═════ Dataset content

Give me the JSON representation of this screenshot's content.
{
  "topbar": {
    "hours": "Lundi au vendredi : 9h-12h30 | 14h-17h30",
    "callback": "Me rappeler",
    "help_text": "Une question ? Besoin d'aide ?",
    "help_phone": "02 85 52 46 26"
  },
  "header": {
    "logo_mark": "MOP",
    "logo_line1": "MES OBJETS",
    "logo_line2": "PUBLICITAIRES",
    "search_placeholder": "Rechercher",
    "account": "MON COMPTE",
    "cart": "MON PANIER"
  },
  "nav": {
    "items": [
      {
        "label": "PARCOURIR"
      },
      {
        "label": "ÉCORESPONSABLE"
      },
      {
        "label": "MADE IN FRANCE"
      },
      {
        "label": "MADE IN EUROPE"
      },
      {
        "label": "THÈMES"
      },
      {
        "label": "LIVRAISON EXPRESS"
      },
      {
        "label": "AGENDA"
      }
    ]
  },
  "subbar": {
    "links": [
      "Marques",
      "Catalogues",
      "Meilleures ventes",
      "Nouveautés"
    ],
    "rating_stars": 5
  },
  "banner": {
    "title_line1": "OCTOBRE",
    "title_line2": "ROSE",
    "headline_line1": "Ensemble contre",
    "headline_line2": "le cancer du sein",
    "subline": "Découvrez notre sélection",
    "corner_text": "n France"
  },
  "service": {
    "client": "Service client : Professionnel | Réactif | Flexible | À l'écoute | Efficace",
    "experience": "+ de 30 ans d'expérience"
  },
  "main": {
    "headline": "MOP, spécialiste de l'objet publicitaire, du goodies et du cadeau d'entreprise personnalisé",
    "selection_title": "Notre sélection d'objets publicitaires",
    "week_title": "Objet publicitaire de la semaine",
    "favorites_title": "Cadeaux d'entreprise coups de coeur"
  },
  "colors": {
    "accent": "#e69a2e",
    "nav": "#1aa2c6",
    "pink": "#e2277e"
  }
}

══════════
═════ Dataset content

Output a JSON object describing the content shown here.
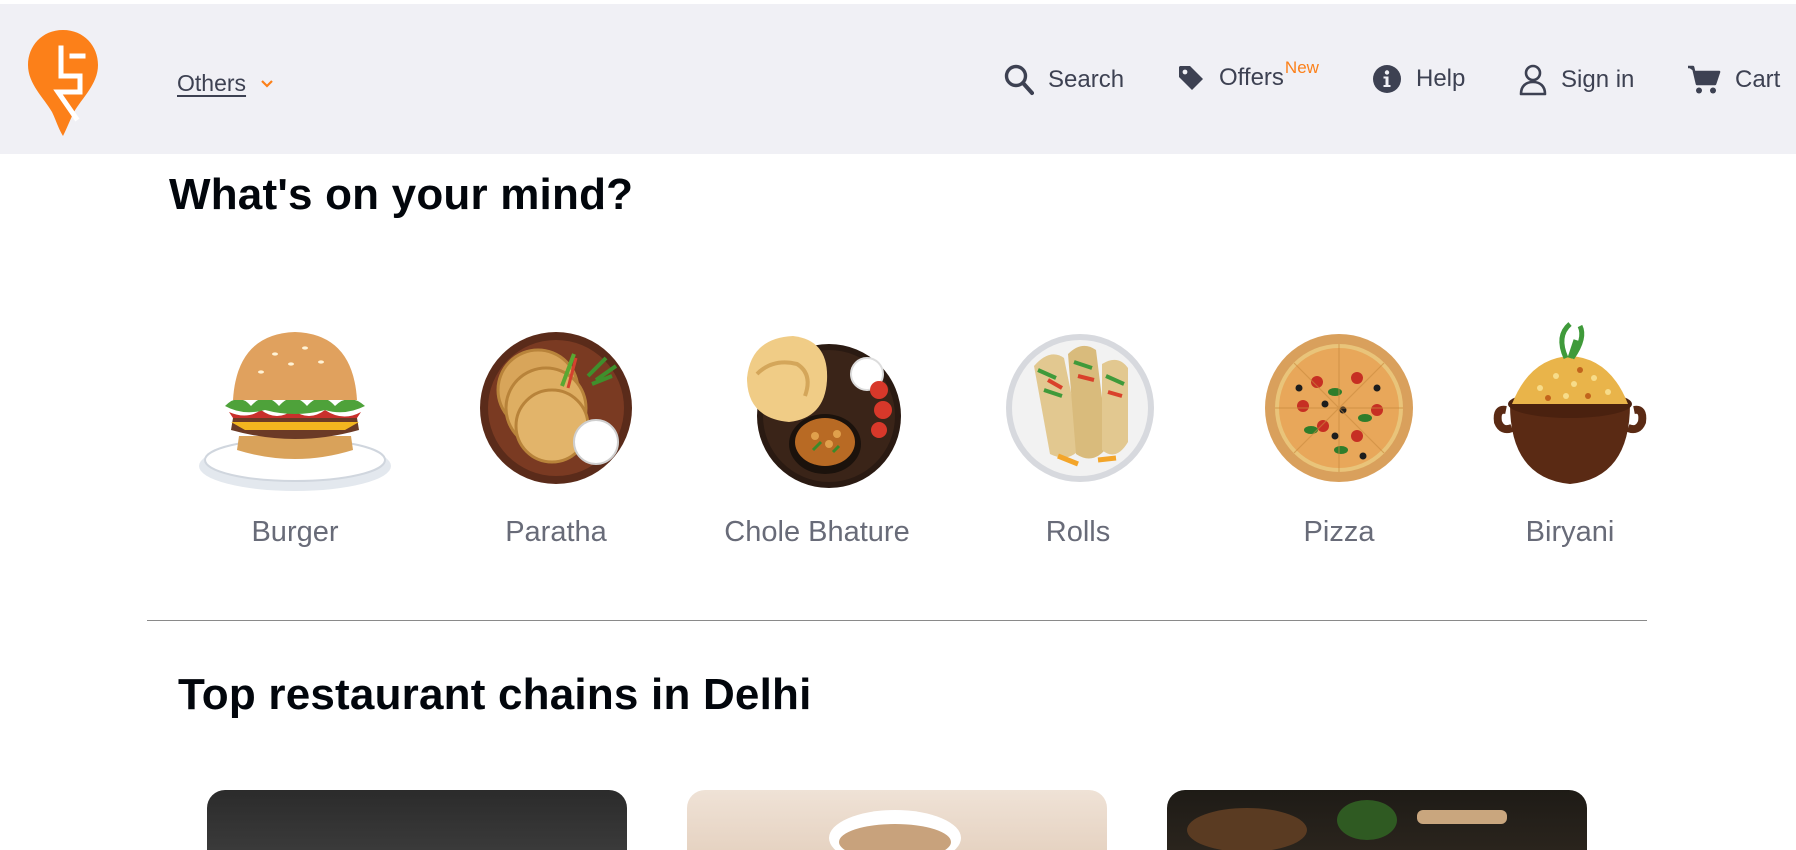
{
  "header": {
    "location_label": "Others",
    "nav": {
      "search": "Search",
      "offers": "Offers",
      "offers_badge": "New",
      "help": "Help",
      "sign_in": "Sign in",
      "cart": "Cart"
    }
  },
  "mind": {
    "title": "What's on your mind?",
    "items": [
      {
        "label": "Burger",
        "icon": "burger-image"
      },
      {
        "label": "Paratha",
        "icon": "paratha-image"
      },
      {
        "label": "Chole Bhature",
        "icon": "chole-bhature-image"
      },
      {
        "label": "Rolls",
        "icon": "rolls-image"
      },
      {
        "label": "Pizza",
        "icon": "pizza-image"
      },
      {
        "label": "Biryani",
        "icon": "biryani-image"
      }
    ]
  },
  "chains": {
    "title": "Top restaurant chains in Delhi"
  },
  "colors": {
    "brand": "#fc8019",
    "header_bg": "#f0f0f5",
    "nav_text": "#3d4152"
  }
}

══════════

Exercise objective - Scan the data above; copy every line where "chains" appears.

Exercise answer -
  "chains": {
    "title": "Top restaurant chains in Delhi"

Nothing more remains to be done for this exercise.